■ **Short exercise**: Return each line of the material verbatim.

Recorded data
.....

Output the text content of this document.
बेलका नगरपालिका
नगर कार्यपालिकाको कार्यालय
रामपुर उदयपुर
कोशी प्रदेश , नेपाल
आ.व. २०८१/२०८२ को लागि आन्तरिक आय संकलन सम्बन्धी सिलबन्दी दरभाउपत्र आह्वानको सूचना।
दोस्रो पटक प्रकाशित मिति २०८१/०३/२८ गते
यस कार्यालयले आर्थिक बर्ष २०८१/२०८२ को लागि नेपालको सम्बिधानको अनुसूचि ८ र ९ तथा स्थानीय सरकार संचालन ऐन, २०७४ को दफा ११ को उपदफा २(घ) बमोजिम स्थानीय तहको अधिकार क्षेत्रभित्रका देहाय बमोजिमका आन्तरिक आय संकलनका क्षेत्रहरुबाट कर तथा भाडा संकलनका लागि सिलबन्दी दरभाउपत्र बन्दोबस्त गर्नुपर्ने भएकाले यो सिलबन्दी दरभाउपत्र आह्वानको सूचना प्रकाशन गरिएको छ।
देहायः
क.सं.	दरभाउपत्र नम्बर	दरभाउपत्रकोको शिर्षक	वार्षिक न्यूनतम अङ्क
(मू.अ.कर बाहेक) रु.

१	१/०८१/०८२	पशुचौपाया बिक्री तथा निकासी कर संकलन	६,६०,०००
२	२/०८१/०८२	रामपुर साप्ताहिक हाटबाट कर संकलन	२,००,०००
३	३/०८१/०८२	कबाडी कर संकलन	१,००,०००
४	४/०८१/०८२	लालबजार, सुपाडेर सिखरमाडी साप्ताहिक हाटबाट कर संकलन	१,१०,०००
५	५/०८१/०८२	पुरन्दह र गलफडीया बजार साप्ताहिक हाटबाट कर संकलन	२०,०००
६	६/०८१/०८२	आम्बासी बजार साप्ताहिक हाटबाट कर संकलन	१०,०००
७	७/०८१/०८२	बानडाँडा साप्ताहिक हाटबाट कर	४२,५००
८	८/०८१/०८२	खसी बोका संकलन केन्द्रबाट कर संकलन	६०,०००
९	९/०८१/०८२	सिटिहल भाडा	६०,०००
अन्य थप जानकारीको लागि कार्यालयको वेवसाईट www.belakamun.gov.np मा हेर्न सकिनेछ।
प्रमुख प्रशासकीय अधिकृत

.....

■ **Output**:
Output the text content of this document.
बेलका नगरपालिका
नगर कार्यपालिकाको कार्यालय
रामपुर उदयपुर
कोशी प्रदेश , नेपाल
आ.व. २०८१/२०८२ को लागि आन्तरिक आय संकलन सम्बन्धी सिलबन्दी दरभाउपत्र आह्वानको सूचना।
दोस्रो पटक प्रकाशित मिति २०८१/०३/२८ गते
यस कार्यालयले आर्थिक बर्ष २०८१/२०८२ को लागि नेपालको सम्बिधानको अनुसूचि ८ र ९ तथा स्थानीय सरकार संचालन ऐन, २०७४ को दफा ११ को उपदफा २(घ) बमोजिम स्थानीय तहको अधिकार क्षेत्रभित्रका देहाय बमोजिमका आन्तरिक आय संकलनका क्षेत्रहरुबाट कर तथा भाडा संकलनका लागि सिलबन्दी दरभाउपत्र बन्दोबस्त गर्नुपर्ने भएकाले यो सिलबन्दी दरभाउपत्र आह्वानको सूचना प्रकाशन गरिएको छ।
देहायः
क.सं.	दरभाउपत्र नम्बर	दरभाउपत्रकोको शिर्षक	वार्षिक न्यूनतम अङ्क
(मू.अ.कर बाहेक) रु.

१	१/०८१/०८२	पशुचौपाया बिक्री तथा निकासी कर संकलन	६,६०,०००
२	२/०८१/०८२	रामपुर साप्ताहिक हाटबाट कर संकलन	२,००,०००
३	३/०८१/०८२	कबाडी कर संकलन	१,००,०००
४	४/०८१/०८२	लालबजार, सुपाडेर सिखरमाडी साप्ताहिक हाटबाट कर संकलन	१,१०,०००
५	५/०८१/०८२	पुरन्दह र गलफडीया बजार साप्ताहिक हाटबाट कर संकलन	२०,०००
६	६/०८१/०८२	आम्बासी बजार साप्ताहिक हाटबाट कर संकलन	१०,०००
७	७/०८१/०८२	बानडाँडा साप्ताहिक हाटबाट कर	४२,५००
८	८/०८१/०८२	खसी बोका संकलन केन्द्रबाट कर संकलन	६०,०००
९	९/०८१/०८२	सिटिहल भाडा	६०,०००
अन्य थप जानकारीको लागि कार्यालयको वेवसाईट www.belakamun.gov.np मा हेर्न सकिनेछ।
प्रमुख प्रशासकीय अधिकृत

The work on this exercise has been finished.